- _EXERCISE OBJECTIVE_: Return all lines below containing the word "JSON".
+++++
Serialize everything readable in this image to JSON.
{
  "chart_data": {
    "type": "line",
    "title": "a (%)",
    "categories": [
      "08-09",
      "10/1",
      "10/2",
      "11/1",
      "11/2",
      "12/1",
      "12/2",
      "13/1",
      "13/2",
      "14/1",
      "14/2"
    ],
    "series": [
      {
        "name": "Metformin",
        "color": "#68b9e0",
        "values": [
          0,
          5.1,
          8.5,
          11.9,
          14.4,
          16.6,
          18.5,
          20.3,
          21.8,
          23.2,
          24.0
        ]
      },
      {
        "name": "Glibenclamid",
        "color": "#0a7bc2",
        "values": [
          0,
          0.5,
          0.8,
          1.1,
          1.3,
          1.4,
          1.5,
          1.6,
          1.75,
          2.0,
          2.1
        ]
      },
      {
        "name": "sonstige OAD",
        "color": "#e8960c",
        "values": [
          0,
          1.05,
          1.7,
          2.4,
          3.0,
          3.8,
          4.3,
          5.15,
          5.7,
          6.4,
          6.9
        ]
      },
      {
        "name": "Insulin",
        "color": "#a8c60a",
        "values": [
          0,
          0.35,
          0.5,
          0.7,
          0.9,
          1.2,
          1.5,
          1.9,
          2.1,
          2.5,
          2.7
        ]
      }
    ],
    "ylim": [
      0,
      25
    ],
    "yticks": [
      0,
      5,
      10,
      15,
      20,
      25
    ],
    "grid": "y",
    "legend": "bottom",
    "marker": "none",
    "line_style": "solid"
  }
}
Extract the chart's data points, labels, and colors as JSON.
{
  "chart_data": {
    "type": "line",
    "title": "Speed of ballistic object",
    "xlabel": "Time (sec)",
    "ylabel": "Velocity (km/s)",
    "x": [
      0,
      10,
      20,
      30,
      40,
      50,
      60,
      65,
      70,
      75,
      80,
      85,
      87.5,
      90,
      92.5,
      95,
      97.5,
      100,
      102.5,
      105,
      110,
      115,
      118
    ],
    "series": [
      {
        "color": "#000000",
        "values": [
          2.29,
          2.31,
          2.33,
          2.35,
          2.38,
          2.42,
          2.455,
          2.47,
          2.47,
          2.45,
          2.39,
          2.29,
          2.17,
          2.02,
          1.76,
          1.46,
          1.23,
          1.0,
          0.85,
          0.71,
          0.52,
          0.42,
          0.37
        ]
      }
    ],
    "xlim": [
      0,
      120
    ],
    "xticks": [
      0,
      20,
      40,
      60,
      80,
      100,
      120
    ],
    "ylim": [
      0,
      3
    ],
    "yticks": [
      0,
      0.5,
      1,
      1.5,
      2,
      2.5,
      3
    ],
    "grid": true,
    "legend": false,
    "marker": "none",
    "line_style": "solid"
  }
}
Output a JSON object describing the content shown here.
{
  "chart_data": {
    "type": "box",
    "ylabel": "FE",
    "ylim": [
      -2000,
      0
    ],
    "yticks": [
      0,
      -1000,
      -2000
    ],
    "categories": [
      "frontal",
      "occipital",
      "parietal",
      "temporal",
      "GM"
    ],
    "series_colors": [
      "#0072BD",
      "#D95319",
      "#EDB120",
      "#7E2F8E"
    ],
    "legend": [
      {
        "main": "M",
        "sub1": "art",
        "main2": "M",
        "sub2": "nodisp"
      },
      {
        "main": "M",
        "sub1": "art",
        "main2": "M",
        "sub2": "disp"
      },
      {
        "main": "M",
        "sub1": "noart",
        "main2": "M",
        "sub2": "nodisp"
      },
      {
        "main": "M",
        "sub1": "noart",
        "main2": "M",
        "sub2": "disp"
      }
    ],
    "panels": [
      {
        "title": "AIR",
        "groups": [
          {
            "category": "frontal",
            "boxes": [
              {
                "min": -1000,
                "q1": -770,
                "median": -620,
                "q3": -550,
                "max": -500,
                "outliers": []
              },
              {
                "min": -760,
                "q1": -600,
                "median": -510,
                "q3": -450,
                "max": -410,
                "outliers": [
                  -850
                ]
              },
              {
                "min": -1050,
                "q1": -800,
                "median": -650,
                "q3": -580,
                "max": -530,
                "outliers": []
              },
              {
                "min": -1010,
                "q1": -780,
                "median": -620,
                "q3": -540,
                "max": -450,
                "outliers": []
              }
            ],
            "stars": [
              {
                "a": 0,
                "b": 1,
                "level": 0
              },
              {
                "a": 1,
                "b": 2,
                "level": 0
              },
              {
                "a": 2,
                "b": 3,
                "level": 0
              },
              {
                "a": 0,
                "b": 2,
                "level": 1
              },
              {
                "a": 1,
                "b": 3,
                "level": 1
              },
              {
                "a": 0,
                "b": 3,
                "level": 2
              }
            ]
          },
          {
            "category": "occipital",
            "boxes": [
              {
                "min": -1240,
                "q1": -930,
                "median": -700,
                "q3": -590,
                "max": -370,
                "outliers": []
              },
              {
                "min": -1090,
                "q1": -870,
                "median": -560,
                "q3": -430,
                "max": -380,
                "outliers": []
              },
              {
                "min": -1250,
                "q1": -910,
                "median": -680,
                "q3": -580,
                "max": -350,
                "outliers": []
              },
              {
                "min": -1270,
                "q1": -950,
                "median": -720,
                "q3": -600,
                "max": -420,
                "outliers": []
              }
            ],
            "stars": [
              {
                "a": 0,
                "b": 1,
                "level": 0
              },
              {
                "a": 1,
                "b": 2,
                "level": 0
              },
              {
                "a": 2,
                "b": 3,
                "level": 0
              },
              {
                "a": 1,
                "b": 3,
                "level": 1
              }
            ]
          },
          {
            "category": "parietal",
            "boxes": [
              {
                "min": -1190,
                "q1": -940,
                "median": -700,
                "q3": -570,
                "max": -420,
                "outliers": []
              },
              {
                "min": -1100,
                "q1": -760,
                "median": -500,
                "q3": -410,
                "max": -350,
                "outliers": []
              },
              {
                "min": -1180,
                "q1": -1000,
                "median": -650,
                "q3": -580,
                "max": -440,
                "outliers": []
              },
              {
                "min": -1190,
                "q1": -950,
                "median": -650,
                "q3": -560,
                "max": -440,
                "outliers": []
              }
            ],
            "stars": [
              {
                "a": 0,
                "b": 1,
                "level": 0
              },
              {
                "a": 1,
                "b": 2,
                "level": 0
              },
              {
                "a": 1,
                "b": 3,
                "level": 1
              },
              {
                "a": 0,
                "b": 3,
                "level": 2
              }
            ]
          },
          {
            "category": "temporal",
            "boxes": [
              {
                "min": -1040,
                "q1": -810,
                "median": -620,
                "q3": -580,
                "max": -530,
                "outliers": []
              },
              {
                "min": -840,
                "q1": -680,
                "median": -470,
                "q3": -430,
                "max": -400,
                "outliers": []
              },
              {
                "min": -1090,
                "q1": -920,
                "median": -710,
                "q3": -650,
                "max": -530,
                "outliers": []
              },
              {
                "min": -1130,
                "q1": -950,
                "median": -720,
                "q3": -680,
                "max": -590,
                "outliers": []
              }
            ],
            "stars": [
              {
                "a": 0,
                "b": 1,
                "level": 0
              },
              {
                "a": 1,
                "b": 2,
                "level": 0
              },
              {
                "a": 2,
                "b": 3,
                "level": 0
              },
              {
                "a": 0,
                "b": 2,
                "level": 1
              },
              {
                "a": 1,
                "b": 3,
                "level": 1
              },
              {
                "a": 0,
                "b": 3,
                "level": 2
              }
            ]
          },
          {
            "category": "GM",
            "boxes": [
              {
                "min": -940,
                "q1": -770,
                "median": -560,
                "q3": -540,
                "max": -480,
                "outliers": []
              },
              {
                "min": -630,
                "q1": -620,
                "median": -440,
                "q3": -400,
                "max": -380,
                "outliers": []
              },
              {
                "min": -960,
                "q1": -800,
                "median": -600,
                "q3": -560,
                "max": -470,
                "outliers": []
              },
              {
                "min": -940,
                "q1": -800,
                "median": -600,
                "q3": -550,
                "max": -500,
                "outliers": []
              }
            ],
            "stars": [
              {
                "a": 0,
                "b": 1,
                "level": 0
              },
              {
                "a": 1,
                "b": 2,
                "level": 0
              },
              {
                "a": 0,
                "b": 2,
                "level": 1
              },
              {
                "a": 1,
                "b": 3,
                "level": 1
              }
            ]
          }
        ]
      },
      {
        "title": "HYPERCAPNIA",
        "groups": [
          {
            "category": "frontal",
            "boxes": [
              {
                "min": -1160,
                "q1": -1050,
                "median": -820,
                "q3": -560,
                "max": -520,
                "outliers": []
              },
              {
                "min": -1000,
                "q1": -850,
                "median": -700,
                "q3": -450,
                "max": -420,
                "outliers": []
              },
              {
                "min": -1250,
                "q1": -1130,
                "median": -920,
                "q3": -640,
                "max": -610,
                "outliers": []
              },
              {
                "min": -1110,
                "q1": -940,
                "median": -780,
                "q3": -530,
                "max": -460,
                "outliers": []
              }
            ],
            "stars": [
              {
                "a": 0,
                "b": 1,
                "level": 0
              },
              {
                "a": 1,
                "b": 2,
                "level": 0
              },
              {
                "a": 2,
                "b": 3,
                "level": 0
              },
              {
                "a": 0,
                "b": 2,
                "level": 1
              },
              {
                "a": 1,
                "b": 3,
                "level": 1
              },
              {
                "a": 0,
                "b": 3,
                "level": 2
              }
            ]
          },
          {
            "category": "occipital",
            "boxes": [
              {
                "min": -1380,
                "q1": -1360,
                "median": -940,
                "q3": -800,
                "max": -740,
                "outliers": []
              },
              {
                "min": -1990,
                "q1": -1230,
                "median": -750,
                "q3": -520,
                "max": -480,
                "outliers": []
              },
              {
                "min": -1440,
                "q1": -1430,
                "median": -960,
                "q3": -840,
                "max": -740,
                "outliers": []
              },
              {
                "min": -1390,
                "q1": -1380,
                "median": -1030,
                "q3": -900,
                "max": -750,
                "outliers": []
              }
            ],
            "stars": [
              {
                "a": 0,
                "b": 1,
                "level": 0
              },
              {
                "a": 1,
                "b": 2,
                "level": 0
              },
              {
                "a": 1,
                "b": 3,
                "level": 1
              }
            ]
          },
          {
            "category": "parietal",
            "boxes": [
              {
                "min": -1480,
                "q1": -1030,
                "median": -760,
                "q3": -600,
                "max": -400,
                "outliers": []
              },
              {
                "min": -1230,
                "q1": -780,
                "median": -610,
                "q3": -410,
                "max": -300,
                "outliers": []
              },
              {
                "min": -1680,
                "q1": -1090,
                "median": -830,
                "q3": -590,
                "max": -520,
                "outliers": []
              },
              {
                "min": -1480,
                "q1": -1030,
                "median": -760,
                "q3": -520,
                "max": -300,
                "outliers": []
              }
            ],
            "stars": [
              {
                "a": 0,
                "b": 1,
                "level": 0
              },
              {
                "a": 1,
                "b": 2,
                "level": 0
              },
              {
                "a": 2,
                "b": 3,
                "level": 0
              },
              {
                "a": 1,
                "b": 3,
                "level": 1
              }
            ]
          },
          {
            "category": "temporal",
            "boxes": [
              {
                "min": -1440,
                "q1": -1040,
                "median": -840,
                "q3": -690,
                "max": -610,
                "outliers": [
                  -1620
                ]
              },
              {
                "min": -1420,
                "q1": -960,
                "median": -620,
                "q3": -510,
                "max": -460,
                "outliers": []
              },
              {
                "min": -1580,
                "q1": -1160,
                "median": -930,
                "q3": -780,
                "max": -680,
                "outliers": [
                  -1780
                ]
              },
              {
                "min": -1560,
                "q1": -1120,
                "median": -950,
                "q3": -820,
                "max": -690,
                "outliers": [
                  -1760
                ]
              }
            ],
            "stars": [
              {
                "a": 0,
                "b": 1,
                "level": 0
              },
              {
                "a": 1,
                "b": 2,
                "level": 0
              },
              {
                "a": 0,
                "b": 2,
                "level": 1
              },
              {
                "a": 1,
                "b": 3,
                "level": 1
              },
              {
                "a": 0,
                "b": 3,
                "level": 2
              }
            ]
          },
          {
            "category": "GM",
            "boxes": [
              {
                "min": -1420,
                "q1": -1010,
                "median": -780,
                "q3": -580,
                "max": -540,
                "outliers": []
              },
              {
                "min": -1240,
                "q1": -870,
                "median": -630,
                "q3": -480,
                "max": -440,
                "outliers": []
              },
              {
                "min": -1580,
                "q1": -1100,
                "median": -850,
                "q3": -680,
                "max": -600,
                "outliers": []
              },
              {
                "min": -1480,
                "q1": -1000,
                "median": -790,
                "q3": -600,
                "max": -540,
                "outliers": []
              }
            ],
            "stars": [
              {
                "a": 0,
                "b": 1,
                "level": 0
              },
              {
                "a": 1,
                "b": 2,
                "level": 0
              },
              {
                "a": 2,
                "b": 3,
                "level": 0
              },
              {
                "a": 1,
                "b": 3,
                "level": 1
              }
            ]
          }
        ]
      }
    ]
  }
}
+++++
- _EXERCISE SOLUTION_:
Serialize everything readable in this image to JSON.
Extract the chart's data points, labels, and colors as JSON.
Output a JSON object describing the content shown here.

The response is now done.